▶ **DATASET EXCERPTS**
================================

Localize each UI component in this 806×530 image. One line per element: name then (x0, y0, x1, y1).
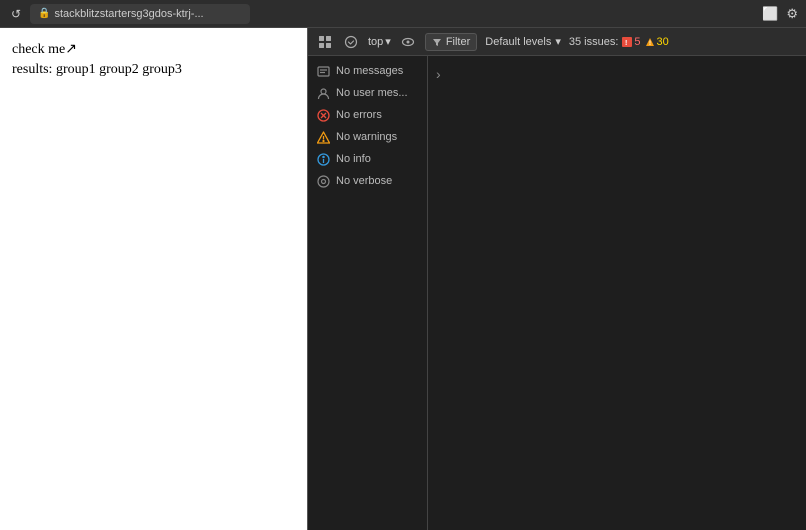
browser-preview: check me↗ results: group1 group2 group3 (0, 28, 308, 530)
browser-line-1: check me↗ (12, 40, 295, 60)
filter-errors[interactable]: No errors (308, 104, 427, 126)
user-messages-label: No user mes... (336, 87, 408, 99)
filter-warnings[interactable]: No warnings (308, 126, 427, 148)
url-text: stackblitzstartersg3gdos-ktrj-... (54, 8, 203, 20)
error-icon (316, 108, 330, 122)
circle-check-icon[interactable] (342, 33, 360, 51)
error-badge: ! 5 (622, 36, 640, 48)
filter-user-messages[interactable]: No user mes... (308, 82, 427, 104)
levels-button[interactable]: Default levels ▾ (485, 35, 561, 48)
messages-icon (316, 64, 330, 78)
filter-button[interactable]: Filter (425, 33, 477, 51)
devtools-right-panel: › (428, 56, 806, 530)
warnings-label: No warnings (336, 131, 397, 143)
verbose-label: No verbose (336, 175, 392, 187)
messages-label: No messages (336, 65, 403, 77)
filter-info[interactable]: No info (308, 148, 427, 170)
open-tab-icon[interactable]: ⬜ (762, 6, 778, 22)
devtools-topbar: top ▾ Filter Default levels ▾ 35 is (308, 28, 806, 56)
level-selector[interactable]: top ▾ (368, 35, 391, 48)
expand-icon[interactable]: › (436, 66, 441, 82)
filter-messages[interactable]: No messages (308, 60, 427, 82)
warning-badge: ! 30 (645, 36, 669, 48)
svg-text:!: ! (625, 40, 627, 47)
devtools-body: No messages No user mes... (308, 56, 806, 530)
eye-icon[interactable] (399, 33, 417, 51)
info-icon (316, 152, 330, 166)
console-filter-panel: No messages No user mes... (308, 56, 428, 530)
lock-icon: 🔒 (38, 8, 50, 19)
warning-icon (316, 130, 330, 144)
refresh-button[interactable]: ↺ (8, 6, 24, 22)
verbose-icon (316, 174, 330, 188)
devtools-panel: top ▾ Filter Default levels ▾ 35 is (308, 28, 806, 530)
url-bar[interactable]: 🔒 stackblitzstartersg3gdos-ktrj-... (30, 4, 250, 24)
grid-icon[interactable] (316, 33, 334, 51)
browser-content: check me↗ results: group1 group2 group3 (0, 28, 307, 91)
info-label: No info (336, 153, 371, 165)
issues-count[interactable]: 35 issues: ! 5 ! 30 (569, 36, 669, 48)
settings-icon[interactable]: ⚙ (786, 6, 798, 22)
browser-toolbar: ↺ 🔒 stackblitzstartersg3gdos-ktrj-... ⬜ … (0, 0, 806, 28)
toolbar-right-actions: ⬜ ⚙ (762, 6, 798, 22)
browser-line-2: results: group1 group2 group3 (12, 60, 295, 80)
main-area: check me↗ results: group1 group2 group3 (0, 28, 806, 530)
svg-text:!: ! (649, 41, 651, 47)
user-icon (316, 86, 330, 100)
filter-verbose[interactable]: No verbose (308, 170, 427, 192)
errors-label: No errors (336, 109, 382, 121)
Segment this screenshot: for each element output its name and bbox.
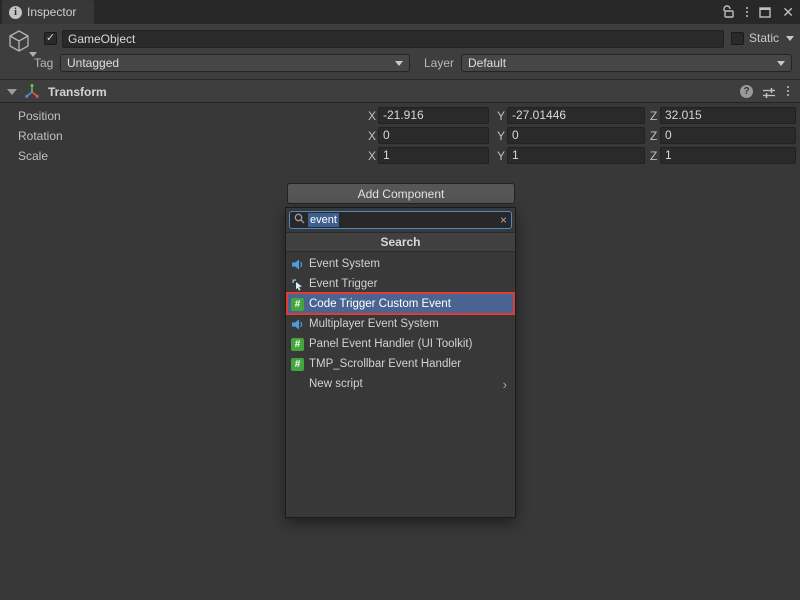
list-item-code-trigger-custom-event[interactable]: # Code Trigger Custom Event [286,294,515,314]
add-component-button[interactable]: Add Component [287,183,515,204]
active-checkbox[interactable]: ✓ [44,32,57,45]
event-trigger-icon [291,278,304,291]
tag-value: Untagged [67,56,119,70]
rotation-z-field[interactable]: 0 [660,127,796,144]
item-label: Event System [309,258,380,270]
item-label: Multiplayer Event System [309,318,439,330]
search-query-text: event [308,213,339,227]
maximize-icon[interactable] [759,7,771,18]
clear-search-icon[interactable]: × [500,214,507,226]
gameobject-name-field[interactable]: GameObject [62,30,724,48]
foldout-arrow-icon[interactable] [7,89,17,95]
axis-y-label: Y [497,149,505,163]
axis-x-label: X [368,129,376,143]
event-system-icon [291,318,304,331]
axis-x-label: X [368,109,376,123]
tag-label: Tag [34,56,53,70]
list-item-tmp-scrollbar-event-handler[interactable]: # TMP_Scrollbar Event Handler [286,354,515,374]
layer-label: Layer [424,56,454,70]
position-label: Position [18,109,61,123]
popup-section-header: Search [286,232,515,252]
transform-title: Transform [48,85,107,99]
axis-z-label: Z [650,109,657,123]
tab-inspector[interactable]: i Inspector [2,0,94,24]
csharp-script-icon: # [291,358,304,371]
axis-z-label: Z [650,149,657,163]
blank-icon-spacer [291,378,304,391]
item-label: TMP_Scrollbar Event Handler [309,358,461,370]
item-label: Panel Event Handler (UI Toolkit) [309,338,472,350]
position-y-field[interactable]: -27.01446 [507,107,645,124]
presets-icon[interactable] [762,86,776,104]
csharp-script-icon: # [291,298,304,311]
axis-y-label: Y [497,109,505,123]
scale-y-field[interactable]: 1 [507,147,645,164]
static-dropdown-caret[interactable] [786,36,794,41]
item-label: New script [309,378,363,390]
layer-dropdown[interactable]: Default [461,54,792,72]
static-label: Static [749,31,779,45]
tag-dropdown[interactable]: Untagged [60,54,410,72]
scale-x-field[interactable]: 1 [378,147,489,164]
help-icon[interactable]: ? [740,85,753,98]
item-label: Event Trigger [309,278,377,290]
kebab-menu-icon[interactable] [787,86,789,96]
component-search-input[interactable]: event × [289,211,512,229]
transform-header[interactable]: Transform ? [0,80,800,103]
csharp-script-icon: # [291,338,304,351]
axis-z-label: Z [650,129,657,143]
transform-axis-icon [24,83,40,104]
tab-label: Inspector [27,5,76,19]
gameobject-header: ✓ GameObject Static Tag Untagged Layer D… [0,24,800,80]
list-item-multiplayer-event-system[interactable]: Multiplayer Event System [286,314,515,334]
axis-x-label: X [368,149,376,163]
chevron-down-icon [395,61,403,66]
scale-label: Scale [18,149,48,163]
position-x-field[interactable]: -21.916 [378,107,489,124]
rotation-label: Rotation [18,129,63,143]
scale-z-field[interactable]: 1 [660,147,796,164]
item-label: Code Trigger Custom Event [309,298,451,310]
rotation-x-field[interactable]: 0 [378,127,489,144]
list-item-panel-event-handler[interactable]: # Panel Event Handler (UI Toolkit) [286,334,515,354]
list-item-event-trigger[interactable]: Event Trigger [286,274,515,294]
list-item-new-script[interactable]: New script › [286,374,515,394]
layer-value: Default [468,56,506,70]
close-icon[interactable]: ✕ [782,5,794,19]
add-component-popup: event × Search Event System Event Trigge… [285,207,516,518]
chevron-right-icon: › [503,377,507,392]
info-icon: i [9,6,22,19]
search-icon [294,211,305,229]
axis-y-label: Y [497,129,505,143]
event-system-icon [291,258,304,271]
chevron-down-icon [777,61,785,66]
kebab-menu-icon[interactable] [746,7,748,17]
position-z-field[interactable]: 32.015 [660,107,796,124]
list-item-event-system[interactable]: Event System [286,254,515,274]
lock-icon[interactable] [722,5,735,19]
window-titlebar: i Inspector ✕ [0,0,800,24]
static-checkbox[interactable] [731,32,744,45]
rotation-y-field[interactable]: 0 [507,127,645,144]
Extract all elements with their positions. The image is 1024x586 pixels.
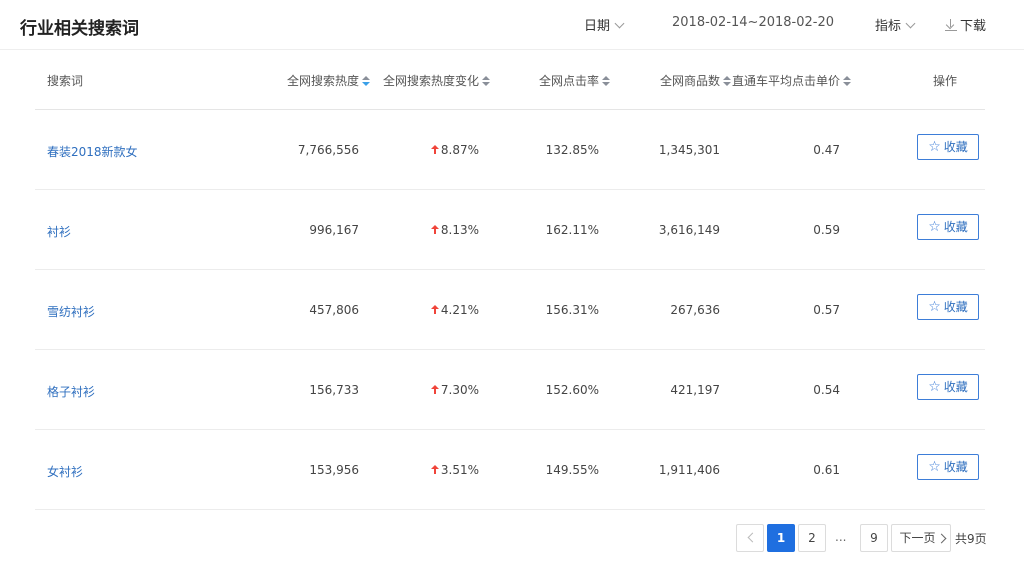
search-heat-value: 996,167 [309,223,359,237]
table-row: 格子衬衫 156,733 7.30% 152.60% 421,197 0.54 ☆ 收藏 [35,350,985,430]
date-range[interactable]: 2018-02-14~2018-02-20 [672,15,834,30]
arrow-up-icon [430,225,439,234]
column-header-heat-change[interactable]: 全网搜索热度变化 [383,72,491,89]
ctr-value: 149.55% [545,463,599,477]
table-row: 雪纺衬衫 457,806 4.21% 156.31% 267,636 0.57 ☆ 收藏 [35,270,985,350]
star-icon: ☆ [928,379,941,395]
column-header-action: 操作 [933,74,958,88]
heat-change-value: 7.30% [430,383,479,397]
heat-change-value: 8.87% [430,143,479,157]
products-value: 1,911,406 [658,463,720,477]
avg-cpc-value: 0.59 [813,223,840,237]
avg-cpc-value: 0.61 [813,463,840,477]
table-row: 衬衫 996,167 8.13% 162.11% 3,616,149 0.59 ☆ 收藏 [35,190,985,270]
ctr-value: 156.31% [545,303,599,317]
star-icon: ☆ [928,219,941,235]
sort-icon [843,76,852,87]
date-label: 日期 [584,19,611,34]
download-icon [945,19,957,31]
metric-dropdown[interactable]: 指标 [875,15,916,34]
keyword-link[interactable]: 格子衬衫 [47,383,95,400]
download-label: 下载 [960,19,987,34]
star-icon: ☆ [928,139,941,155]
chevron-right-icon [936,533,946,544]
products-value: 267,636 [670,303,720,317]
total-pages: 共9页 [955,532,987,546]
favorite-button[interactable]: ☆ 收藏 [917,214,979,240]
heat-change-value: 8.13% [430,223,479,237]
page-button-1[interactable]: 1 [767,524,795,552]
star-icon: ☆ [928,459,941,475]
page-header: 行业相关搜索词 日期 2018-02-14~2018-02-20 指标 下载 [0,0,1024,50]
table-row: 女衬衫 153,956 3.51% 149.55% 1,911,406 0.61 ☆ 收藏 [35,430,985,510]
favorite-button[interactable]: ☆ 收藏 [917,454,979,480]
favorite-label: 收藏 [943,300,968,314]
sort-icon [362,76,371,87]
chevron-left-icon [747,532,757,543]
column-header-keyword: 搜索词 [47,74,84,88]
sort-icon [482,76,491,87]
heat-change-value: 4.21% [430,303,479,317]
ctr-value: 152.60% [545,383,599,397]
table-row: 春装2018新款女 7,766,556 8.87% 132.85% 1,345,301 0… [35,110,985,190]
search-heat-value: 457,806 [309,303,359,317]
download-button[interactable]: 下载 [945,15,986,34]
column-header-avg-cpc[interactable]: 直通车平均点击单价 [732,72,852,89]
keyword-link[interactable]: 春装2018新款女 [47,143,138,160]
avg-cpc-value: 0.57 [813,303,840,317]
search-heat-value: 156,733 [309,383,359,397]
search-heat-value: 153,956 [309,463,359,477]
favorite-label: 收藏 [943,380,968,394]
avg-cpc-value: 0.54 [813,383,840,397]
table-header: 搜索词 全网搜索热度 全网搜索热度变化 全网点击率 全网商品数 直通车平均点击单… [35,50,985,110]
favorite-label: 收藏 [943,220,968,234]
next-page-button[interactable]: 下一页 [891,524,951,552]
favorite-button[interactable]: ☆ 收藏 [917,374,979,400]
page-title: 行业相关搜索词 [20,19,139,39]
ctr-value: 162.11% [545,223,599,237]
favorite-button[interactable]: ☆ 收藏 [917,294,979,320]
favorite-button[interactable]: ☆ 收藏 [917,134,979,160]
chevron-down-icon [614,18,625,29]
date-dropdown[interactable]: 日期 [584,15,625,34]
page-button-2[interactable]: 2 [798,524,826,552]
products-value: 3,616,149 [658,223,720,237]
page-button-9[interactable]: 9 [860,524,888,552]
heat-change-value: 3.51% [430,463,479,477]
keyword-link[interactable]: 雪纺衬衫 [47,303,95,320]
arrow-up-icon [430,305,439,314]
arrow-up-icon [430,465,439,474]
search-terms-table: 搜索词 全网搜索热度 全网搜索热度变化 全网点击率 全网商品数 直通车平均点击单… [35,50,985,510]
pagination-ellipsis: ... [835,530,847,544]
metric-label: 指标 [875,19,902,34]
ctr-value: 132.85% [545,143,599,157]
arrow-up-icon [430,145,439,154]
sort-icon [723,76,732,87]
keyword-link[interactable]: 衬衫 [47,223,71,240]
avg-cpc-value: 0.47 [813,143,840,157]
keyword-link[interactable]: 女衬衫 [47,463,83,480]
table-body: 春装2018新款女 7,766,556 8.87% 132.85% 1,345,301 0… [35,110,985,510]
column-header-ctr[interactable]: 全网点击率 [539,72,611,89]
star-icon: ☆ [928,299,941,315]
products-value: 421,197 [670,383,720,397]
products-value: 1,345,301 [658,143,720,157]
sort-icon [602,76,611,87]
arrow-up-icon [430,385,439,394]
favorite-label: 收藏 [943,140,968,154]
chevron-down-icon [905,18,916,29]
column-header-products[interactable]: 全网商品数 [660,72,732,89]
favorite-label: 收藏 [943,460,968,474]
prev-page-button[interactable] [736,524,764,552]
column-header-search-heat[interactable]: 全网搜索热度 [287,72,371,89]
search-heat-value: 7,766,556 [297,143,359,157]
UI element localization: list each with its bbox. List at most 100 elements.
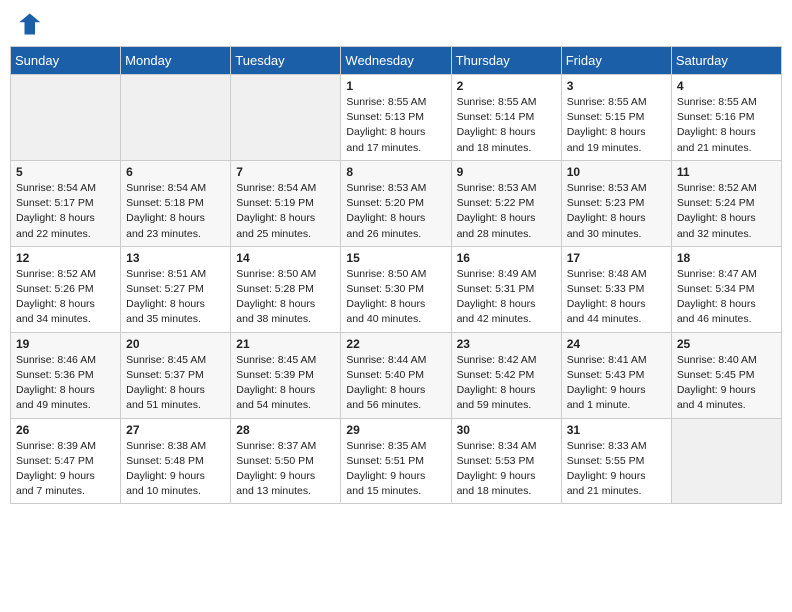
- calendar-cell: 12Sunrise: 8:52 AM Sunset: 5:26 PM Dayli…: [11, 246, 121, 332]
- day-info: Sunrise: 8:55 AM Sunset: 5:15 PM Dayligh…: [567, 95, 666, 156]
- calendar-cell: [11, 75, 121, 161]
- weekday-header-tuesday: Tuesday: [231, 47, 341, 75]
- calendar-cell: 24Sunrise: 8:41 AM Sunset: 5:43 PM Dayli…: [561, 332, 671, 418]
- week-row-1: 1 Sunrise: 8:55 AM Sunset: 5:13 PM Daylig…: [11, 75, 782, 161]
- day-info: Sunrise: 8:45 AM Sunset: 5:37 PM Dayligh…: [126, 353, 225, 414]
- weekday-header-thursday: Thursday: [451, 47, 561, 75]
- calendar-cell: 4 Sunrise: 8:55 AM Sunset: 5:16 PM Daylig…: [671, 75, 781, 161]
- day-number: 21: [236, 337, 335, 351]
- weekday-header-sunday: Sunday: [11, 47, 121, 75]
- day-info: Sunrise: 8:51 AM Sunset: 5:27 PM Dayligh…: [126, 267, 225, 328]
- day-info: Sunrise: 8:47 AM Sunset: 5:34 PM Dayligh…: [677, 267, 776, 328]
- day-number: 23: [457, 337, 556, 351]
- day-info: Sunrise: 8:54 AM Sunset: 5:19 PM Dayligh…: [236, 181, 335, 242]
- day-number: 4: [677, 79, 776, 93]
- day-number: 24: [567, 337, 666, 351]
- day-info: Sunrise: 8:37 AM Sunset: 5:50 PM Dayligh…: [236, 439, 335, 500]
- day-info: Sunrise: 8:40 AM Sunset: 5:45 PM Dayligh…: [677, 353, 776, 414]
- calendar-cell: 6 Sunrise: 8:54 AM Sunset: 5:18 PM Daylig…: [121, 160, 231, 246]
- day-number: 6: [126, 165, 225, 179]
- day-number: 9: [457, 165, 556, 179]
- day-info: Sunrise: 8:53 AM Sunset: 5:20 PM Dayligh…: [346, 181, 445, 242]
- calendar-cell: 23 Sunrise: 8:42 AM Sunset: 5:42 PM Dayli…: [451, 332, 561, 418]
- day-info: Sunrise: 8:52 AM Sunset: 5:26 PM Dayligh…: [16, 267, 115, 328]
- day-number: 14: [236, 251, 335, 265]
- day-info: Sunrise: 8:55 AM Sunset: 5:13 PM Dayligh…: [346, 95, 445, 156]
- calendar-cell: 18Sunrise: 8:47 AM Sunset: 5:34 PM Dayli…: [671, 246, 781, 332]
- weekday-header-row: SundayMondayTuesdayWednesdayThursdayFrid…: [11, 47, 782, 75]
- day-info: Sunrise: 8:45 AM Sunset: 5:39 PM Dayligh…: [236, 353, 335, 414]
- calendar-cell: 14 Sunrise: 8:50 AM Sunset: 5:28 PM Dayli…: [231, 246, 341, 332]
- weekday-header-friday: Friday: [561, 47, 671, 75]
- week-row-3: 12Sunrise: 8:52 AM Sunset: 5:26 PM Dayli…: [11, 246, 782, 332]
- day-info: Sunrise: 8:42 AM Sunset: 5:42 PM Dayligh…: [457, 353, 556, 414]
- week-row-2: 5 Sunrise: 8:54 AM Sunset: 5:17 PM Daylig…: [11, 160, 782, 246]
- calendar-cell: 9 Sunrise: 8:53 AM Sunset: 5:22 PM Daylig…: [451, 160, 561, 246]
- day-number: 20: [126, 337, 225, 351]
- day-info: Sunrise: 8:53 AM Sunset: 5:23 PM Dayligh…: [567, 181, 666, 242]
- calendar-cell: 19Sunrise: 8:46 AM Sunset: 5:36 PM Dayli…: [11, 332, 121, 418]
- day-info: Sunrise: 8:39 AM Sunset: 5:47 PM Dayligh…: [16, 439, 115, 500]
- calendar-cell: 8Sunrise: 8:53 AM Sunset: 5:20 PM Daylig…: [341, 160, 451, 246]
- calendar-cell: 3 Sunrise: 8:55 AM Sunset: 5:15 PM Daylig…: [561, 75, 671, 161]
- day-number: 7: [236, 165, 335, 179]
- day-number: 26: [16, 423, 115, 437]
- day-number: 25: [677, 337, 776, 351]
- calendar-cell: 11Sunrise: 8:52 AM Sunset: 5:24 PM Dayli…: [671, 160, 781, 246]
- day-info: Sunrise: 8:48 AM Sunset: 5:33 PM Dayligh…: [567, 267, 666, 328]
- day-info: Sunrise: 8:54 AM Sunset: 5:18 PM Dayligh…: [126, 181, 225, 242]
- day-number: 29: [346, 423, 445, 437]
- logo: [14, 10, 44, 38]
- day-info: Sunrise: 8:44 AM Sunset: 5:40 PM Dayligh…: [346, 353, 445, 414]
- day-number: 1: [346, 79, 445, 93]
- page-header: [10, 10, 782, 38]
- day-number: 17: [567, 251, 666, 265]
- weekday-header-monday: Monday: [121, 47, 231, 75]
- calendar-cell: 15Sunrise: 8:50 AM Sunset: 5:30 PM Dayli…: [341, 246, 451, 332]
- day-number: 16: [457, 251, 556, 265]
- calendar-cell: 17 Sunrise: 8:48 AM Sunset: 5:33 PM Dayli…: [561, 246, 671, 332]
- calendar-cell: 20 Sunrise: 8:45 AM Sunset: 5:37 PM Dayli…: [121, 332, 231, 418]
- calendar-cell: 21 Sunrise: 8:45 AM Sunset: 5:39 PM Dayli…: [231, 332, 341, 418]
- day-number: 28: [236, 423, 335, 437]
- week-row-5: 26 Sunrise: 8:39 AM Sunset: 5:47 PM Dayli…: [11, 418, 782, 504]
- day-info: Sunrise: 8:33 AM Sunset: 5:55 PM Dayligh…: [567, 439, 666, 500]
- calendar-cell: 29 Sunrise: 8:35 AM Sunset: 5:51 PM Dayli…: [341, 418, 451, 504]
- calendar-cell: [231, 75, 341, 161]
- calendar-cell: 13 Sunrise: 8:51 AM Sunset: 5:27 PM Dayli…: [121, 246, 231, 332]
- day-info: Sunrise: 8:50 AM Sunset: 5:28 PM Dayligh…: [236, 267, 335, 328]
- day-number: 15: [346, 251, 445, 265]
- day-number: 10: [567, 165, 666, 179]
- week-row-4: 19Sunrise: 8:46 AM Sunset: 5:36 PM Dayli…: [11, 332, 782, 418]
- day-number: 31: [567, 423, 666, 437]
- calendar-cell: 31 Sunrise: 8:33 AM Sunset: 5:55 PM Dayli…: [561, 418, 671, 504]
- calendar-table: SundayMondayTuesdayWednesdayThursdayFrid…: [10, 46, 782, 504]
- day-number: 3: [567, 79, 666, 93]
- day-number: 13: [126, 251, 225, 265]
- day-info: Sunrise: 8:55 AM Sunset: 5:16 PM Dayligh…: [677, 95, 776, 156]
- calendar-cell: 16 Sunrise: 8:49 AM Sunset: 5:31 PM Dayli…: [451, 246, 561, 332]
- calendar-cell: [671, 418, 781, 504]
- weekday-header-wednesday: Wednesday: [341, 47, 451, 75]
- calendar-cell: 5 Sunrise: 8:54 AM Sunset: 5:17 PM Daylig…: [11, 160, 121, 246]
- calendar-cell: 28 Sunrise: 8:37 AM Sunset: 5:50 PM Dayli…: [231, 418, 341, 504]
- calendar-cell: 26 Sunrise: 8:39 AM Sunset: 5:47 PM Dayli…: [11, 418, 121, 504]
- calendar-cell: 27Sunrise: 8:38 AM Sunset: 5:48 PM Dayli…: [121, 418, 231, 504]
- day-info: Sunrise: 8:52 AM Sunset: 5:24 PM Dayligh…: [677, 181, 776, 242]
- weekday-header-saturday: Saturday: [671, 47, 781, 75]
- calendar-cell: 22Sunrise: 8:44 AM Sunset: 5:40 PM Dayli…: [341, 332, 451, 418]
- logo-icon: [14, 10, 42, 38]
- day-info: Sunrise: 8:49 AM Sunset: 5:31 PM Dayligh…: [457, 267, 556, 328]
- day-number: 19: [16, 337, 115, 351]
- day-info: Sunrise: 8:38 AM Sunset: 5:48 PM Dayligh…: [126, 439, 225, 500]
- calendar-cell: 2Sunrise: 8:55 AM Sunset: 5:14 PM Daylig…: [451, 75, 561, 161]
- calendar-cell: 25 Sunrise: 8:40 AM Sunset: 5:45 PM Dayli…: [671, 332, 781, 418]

================================

Copy out everything in the listing from the line containing "search-heat-value: 996,167 [309,223,359,237]" down to the line containing "sort-icon [362,76,371,87]", keeping each line unchanged.

▶ **TASK RESPONSE**
search-heat-value: 996,167 [309,223,359,237]
table-row: 格子衬衫 156,733 7.30% 152.60% 421,197 0.54 ☆ 收藏 [35,350,985,430]
date-range[interactable]: 2018-02-14~2018-02-20 [672,15,834,30]
arrow-up-icon [430,225,439,234]
column-header-heat-change[interactable]: 全网搜索热度变化 [383,72,491,89]
ctr-value: 149.55% [545,463,599,477]
table-row: 雪纺衬衫 457,806 4.21% 156.31% 267,636 0.57 ☆ 收藏 [35,270,985,350]
star-icon: ☆ [928,379,941,395]
column-header-action: 操作 [933,74,958,88]
heat-change-value: 7.30% [430,383,479,397]
heat-change-value: 8.87% [430,143,479,157]
products-value: 1,911,406 [658,463,720,477]
avg-cpc-value: 0.59 [813,223,840,237]
avg-cpc-value: 0.61 [813,463,840,477]
table-row: 衬衫 996,167 8.13% 162.11% 3,616,149 0.59 ☆ 收藏 [35,190,985,270]
ctr-value: 156.31% [545,303,599,317]
star-icon: ☆ [928,219,941,235]
sort-icon [843,76,852,87]
date-label: 日期 [584,19,611,34]
download-icon [945,19,957,31]
metric-dropdown[interactable]: 指标 [875,15,916,34]
keyword-link[interactable]: 格子衬衫 [47,383,95,400]
download-label: 下载 [960,19,987,34]
star-icon: ☆ [928,139,941,155]
chevron-right-icon [936,533,946,544]
products-value: 267,636 [670,303,720,317]
total-pages: 共9页 [955,532,987,546]
favorite-button[interactable]: ☆ 收藏 [917,214,979,240]
heat-change-value: 8.13% [430,223,479,237]
page-button-1[interactable]: 1 [767,524,795,552]
star-icon: ☆ [928,459,941,475]
page-header: 行业相关搜索词 日期 2018-02-14~2018-02-20 指标 下载 [0,0,1024,50]
table-row: 女衬衫 153,956 3.51% 149.55% 1,911,406 0.61 ☆ 收藏 [35,430,985,510]
favorite-button[interactable]: ☆ 收藏 [917,454,979,480]
favorite-label: 收藏 [943,300,968,314]
sort-icon [362,76,371,87]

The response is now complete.